## WHAT IS ASKED
Reproduce the material in full, unchanged.

## MATERIAL FOR THIS EXERCISE
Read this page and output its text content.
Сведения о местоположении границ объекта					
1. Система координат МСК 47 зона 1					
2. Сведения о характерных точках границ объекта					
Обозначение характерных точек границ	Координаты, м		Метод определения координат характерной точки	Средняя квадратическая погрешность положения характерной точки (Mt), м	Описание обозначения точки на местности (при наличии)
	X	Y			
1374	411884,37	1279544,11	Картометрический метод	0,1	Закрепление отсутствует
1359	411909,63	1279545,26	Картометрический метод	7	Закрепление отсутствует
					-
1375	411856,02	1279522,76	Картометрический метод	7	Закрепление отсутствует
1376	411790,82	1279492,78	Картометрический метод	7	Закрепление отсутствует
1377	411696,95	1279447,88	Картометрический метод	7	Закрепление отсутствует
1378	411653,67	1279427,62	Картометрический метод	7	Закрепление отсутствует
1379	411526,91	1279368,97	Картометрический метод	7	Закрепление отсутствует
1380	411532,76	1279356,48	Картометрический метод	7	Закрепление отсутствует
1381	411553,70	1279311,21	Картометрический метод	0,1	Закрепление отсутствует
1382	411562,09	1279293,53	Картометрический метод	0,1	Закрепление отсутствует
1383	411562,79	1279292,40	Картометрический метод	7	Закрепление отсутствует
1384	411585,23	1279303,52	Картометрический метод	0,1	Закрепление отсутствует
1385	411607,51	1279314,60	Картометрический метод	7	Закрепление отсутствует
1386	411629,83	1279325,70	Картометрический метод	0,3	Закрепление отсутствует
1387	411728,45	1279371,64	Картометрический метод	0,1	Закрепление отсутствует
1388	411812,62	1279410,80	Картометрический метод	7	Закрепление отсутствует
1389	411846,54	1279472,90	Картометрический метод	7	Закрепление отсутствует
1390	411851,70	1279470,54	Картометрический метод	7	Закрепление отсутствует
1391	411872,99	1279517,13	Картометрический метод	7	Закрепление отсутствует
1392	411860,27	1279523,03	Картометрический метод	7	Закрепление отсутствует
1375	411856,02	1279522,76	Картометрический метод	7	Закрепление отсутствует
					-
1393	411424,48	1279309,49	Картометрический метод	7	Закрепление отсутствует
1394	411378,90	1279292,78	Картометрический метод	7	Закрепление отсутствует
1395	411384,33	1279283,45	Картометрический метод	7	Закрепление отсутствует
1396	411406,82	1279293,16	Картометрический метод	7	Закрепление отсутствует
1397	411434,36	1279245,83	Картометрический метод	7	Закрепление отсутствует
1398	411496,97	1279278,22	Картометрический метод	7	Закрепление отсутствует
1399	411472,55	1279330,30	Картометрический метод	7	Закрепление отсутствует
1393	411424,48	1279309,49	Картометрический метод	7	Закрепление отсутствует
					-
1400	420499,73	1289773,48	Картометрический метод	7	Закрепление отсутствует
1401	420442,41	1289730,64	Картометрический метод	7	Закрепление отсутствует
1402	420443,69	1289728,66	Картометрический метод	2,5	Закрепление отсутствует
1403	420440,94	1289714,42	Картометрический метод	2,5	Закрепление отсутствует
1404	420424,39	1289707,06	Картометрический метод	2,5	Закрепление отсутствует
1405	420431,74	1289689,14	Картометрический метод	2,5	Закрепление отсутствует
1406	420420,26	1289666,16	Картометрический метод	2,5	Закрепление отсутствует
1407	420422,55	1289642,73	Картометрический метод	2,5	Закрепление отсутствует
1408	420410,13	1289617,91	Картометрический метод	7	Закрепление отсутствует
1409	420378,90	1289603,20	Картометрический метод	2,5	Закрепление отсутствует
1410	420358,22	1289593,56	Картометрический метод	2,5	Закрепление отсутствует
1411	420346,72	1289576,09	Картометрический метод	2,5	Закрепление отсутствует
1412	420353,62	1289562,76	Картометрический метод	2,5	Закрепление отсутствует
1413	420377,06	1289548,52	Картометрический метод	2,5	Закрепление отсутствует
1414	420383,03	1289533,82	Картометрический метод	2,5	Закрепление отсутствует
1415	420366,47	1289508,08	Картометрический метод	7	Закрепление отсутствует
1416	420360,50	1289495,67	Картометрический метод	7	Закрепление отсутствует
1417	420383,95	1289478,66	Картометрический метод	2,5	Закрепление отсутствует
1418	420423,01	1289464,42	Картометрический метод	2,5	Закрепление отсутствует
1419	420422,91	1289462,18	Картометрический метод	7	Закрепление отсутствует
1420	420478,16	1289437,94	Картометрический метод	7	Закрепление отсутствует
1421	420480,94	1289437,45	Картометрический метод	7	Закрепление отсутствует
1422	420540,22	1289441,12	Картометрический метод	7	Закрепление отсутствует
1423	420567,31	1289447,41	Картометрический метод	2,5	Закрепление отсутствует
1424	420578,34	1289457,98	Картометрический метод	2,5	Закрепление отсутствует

## RESPONSE FOR THIS EXERCISE
Read this page and output its text content.
Сведения о местоположении границ объекта					
1. Система координат МСК 47 зона 1					
2. Сведения о характерных точках границ объекта					
Обозначение характерных точек границ	Координаты, м		Метод определения координат характерной точки	Средняя квадратическая погрешность положения характерной точки (Mt), м	Описание обозначения точки на местности (при наличии)
	X	Y			
1374	411884,37	1279544,11	Картометрический метод	0,1	Закрепление отсутствует
1359	411909,63	1279545,26	Картометрический метод	7	Закрепление отсутствует
					-
1375	411856,02	1279522,76	Картометрический метод	7	Закрепление отсутствует
1376	411790,82	1279492,78	Картометрический метод	7	Закрепление отсутствует
1377	411696,95	1279447,88	Картометрический метод	7	Закрепление отсутствует
1378	411653,67	1279427,62	Картометрический метод	7	Закрепление отсутствует
1379	411526,91	1279368,97	Картометрический метод	7	Закрепление отсутствует
1380	411532,76	1279356,48	Картометрический метод	7	Закрепление отсутствует
1381	411553,70	1279311,21	Картометрический метод	0,1	Закрепление отсутствует
1382	411562,09	1279293,53	Картометрический метод	0,1	Закрепление отсутствует
1383	411562,79	1279292,40	Картометрический метод	7	Закрепление отсутствует
1384	411585,23	1279303,52	Картометрический метод	0,1	Закрепление отсутствует
1385	411607,51	1279314,60	Картометрический метод	7	Закрепление отсутствует
1386	411629,83	1279325,70	Картометрический метод	0,3	Закрепление отсутствует
1387	411728,45	1279371,64	Картометрический метод	0,1	Закрепление отсутствует
1388	411812,62	1279410,80	Картометрический метод	7	Закрепление отсутствует
1389	411846,54	1279472,90	Картометрический метод	7	Закрепление отсутствует
1390	411851,70	1279470,54	Картометрический метод	7	Закрепление отсутствует
1391	411872,99	1279517,13	Картометрический метод	7	Закрепление отсутствует
1392	411860,27	1279523,03	Картометрический метод	7	Закрепление отсутствует
1375	411856,02	1279522,76	Картометрический метод	7	Закрепление отсутствует
					-
1393	411424,48	1279309,49	Картометрический метод	7	Закрепление отсутствует
1394	411378,90	1279292,78	Картометрический метод	7	Закрепление отсутствует
1395	411384,33	1279283,45	Картометрический метод	7	Закрепление отсутствует
1396	411406,82	1279293,16	Картометрический метод	7	Закрепление отсутствует
1397	411434,36	1279245,83	Картометрический метод	7	Закрепление отсутствует
1398	411496,97	1279278,22	Картометрический метод	7	Закрепление отсутствует
1399	411472,55	1279330,30	Картометрический метод	7	Закрепление отсутствует
1393	411424,48	1279309,49	Картометрический метод	7	Закрепление отсутствует
					-
1400	420499,73	1289773,48	Картометрический метод	7	Закрепление отсутствует
1401	420442,41	1289730,64	Картометрический метод	7	Закрепление отсутствует
1402	420443,69	1289728,66	Картометрический метод	2,5	Закрепление отсутствует
1403	420440,94	1289714,42	Картометрический метод	2,5	Закрепление отсутствует
1404	420424,39	1289707,06	Картометрический метод	2,5	Закрепление отсутствует
1405	420431,74	1289689,14	Картометрический метод	2,5	Закрепление отсутствует
1406	420420,26	1289666,16	Картометрический метод	2,5	Закрепление отсутствует
1407	420422,55	1289642,73	Картометрический метод	2,5	Закрепление отсутствует
1408	420410,13	1289617,91	Картометрический метод	7	Закрепление отсутствует
1409	420378,90	1289603,20	Картометрический метод	2,5	Закрепление отсутствует
1410	420358,22	1289593,56	Картометрический метод	2,5	Закрепление отсутствует
1411	420346,72	1289576,09	Картометрический метод	2,5	Закрепление отсутствует
1412	420353,62	1289562,76	Картометрический метод	2,5	Закрепление отсутствует
1413	420377,06	1289548,52	Картометрический метод	2,5	Закрепление отсутствует
1414	420383,03	1289533,82	Картометрический метод	2,5	Закрепление отсутствует
1415	420366,47	1289508,08	Картометрический метод	7	Закрепление отсутствует
1416	420360,50	1289495,67	Картометрический метод	7	Закрепление отсутствует
1417	420383,95	1289478,66	Картометрический метод	2,5	Закрепление отсутствует
1418	420423,01	1289464,42	Картометрический метод	2,5	Закрепление отсутствует
1419	420422,91	1289462,18	Картометрический метод	7	Закрепление отсутствует
1420	420478,16	1289437,94	Картометрический метод	7	Закрепление отсутствует
1421	420480,94	1289437,45	Картометрический метод	7	Закрепление отсутствует
1422	420540,22	1289441,12	Картометрический метод	7	Закрепление отсутствует
1423	420567,31	1289447,41	Картометрический метод	2,5	Закрепление отсутствует
1424	420578,34	1289457,98	Картометрический метод	2,5	Закрепление отсутствует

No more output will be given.